### Exercise description
Copy out the listing that follows, exactly, without its pictures.

Data entries
»»

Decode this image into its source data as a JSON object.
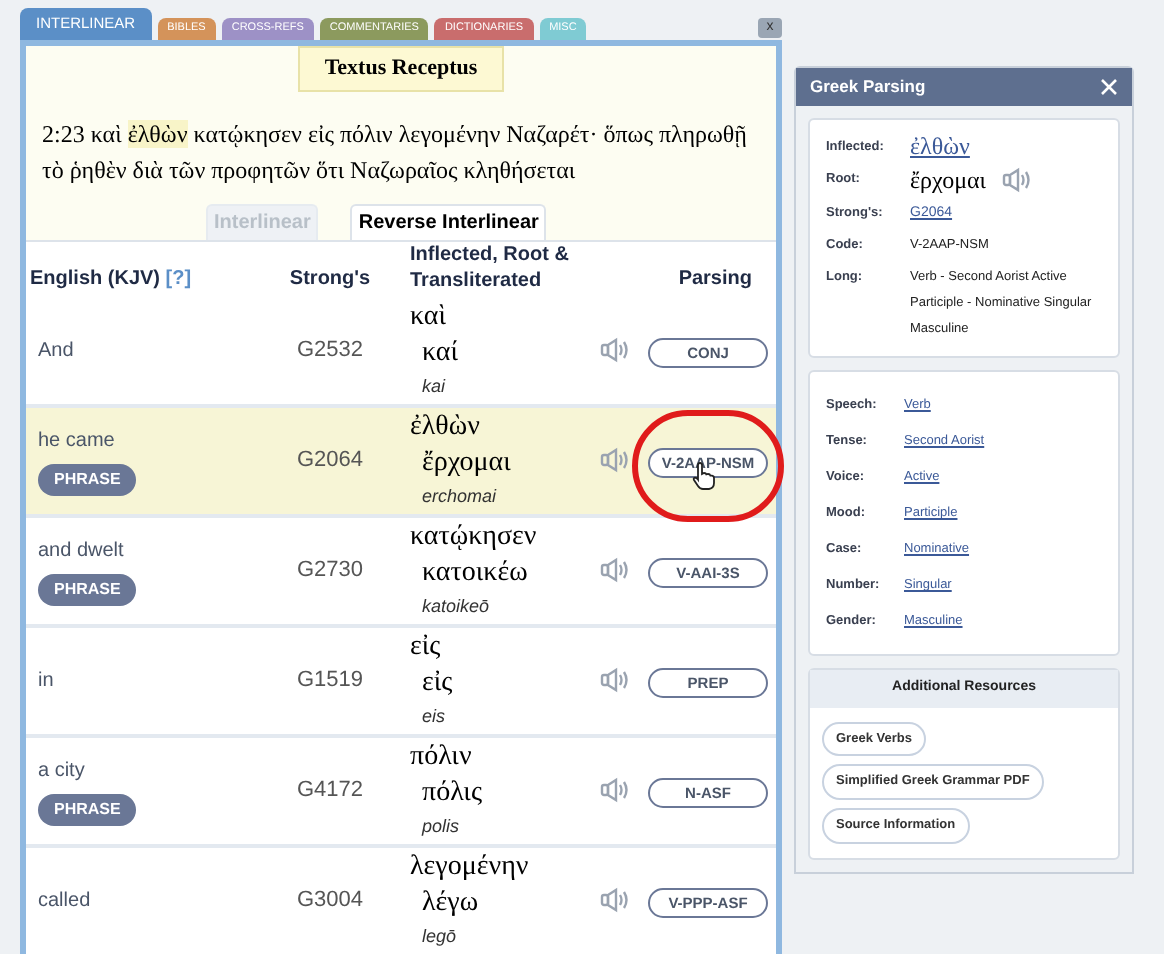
{
  "tabs": [
    {
      "label": "INTERLINEAR",
      "color": "#5b8fc7",
      "selected": true
    },
    {
      "label": "BIBLES",
      "color": "#d4935a",
      "selected": false
    },
    {
      "label": "CROSS-REFS",
      "color": "#9d91c6",
      "selected": false
    },
    {
      "label": "COMMENTARIES",
      "color": "#8c9a5e",
      "selected": false
    },
    {
      "label": "DICTIONARIES",
      "color": "#c96d6d",
      "selected": false
    },
    {
      "label": "MISC",
      "color": "#7fcbd3",
      "selected": false
    }
  ],
  "close_label": "x",
  "source_label": "Textus Receptus",
  "verse": {
    "reference": "2:23",
    "segments": [
      {
        "text": "καὶ",
        "highlighted": false
      },
      {
        "text": "ἐλθὼν",
        "highlighted": true
      },
      {
        "text": "κατῴκησεν εἰς πόλιν λεγομένην Ναζαρέτ· ὅπως πληρωθῇ τὸ ῥηθὲν διὰ τῶν προφητῶν ὅτι Ναζωραῖος κληθήσεται",
        "highlighted": false
      }
    ]
  },
  "view_tabs": [
    {
      "label": "Interlinear",
      "selected": false
    },
    {
      "label": "Reverse Interlinear",
      "selected": true
    }
  ],
  "columns": {
    "english": "English (KJV)",
    "help": "[?]",
    "strongs": "Strong's",
    "greek": "Inflected, Root & Transliterated",
    "parsing": "Parsing"
  },
  "rows": [
    {
      "english": "And",
      "phrase": "",
      "strongs": "G2532",
      "inflected": "καὶ",
      "root": "καί",
      "translit": "kai",
      "parsing": "CONJ",
      "selected": false,
      "circled": false
    },
    {
      "english": "he came",
      "phrase": "PHRASE",
      "strongs": "G2064",
      "inflected": "ἐλθὼν",
      "root": "ἔρχομαι",
      "translit": "erchomai",
      "parsing": "V-2AAP-NSM",
      "selected": true,
      "circled": true
    },
    {
      "english": "and dwelt",
      "phrase": "PHRASE",
      "strongs": "G2730",
      "inflected": "κατῴκησεν",
      "root": "κατοικέω",
      "translit": "katoikeō",
      "parsing": "V-AAI-3S",
      "selected": false,
      "circled": false
    },
    {
      "english": "in",
      "phrase": "",
      "strongs": "G1519",
      "inflected": "εἰς",
      "root": "εἰς",
      "translit": "eis",
      "parsing": "PREP",
      "selected": false,
      "circled": false
    },
    {
      "english": "a city",
      "phrase": "PHRASE",
      "strongs": "G4172",
      "inflected": "πόλιν",
      "root": "πόλις",
      "translit": "polis",
      "parsing": "N-ASF",
      "selected": false,
      "circled": false
    },
    {
      "english": "called",
      "phrase": "",
      "strongs": "G3004",
      "inflected": "λεγομένην",
      "root": "λέγω",
      "translit": "legō",
      "parsing": "V-PPP-ASF",
      "selected": false,
      "circled": false
    }
  ],
  "parsing_panel": {
    "title": "Greek Parsing",
    "summary": [
      {
        "label": "Inflected:",
        "value": "ἐλθὼν",
        "kind": "greek-link"
      },
      {
        "label": "Root:",
        "value": "ἔρχομαι",
        "kind": "greek-audio"
      },
      {
        "label": "Strong's:",
        "value": "G2064",
        "kind": "link"
      },
      {
        "label": "Code:",
        "value": "V-2AAP-NSM",
        "kind": "text"
      },
      {
        "label": "Long:",
        "value": "Verb - Second Aorist Active Participle - Nominative Singular Masculine",
        "kind": "text"
      }
    ],
    "details": [
      {
        "label": "Speech:",
        "value": "Verb"
      },
      {
        "label": "Tense:",
        "value": "Second Aorist"
      },
      {
        "label": "Voice:",
        "value": "Active"
      },
      {
        "label": "Mood:",
        "value": "Participle"
      },
      {
        "label": "Case:",
        "value": "Nominative"
      },
      {
        "label": "Number:",
        "value": "Singular"
      },
      {
        "label": "Gender:",
        "value": "Masculine"
      }
    ],
    "resources_title": "Additional Resources",
    "resources": [
      "Greek Verbs",
      "Simplified Greek Grammar PDF",
      "Source Information"
    ]
  }
}
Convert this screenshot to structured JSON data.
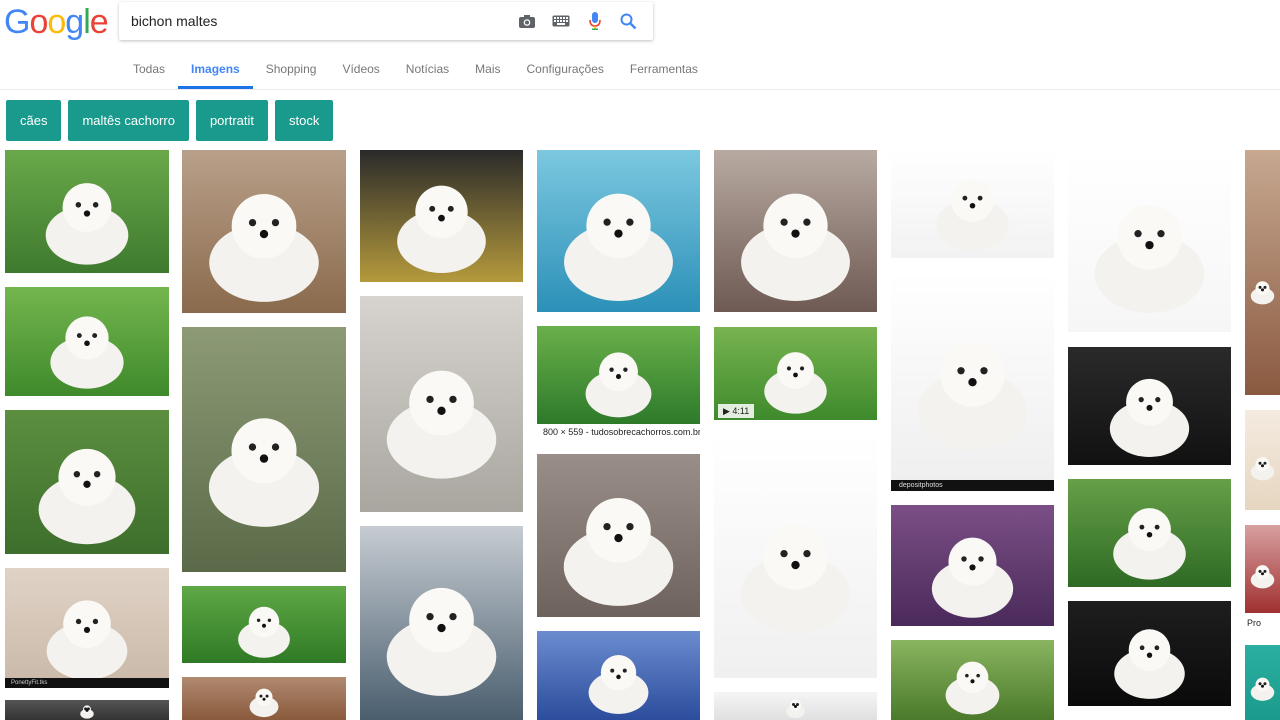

««

### Solution for this problem
Decode this image into its source data as a JSON object.
{
  "tabs": [
    {
      "label": "INTERLINEAR",
      "color": "#5b8fc7",
      "selected": true
    },
    {
      "label": "BIBLES",
      "color": "#d4935a",
      "selected": false
    },
    {
      "label": "CROSS-REFS",
      "color": "#9d91c6",
      "selected": false
    },
    {
      "label": "COMMENTARIES",
      "color": "#8c9a5e",
      "selected": false
    },
    {
      "label": "DICTIONARIES",
      "color": "#c96d6d",
      "selected": false
    },
    {
      "label": "MISC",
      "color": "#7fcbd3",
      "selected": false
    }
  ],
  "close_label": "x",
  "source_label": "Textus Receptus",
  "verse": {
    "reference": "2:23",
    "segments": [
      {
        "text": "καὶ",
        "highlighted": false
      },
      {
        "text": "ἐλθὼν",
        "highlighted": true
      },
      {
        "text": "κατῴκησεν εἰς πόλιν λεγομένην Ναζαρέτ· ὅπως πληρωθῇ τὸ ῥηθὲν διὰ τῶν προφητῶν ὅτι Ναζωραῖος κληθήσεται",
        "highlighted": false
      }
    ]
  },
  "view_tabs": [
    {
      "label": "Interlinear",
      "selected": false
    },
    {
      "label": "Reverse Interlinear",
      "selected": true
    }
  ],
  "columns": {
    "english": "English (KJV)",
    "help": "[?]",
    "strongs": "Strong's",
    "greek": "Inflected, Root & Transliterated",
    "parsing": "Parsing"
  },
  "rows": [
    {
      "english": "And",
      "phrase": "",
      "strongs": "G2532",
      "inflected": "καὶ",
      "root": "καί",
      "translit": "kai",
      "parsing": "CONJ",
      "selected": false,
      "circled": false
    },
    {
      "english": "he came",
      "phrase": "PHRASE",
      "strongs": "G2064",
      "inflected": "ἐλθὼν",
      "root": "ἔρχομαι",
      "translit": "erchomai",
      "parsing": "V-2AAP-NSM",
      "selected": true,
      "circled": true
    },
    {
      "english": "and dwelt",
      "phrase": "PHRASE",
      "strongs": "G2730",
      "inflected": "κατῴκησεν",
      "root": "κατοικέω",
      "translit": "katoikeō",
      "parsing": "V-AAI-3S",
      "selected": false,
      "circled": false
    },
    {
      "english": "in",
      "phrase": "",
      "strongs": "G1519",
      "inflected": "εἰς",
      "root": "εἰς",
      "translit": "eis",
      "parsing": "PREP",
      "selected": false,
      "circled": false
    },
    {
      "english": "a city",
      "phrase": "PHRASE",
      "strongs": "G4172",
      "inflected": "πόλιν",
      "root": "πόλις",
      "translit": "polis",
      "parsing": "N-ASF",
      "selected": false,
      "circled": false
    },
    {
      "english": "called",
      "phrase": "",
      "strongs": "G3004",
      "inflected": "λεγομένην",
      "root": "λέγω",
      "translit": "legō",
      "parsing": "V-PPP-ASF",
      "selected": false,
      "circled": false
    }
  ],
  "parsing_panel": {
    "title": "Greek Parsing",
    "summary": [
      {
        "label": "Inflected:",
        "value": "ἐλθὼν",
        "kind": "greek-link"
      },
      {
        "label": "Root:",
        "value": "ἔρχομαι",
        "kind": "greek-audio"
      },
      {
        "label": "Strong's:",
        "value": "G2064",
        "kind": "link"
      },
      {
        "label": "Code:",
        "value": "V-2AAP-NSM",
        "kind": "text"
      },
      {
        "label": "Long:",
        "value": "Verb - Second Aorist Active Participle - Nominative Singular Masculine",
        "kind": "text"
      }
    ],
    "details": [
      {
        "label": "Speech:",
        "value": "Verb"
      },
      {
        "label": "Tense:",
        "value": "Second Aorist"
      },
      {
        "label": "Voice:",
        "value": "Active"
      },
      {
        "label": "Mood:",
        "value": "Participle"
      },
      {
        "label": "Case:",
        "value": "Nominative"
      },
      {
        "label": "Number:",
        "value": "Singular"
      },
      {
        "label": "Gender:",
        "value": "Masculine"
      }
    ],
    "resources_title": "Additional Resources",
    "resources": [
      "Greek Verbs",
      "Simplified Greek Grammar PDF",
      "Source Information"
    ]
  }
}
Convert this screenshot to structured JSON data.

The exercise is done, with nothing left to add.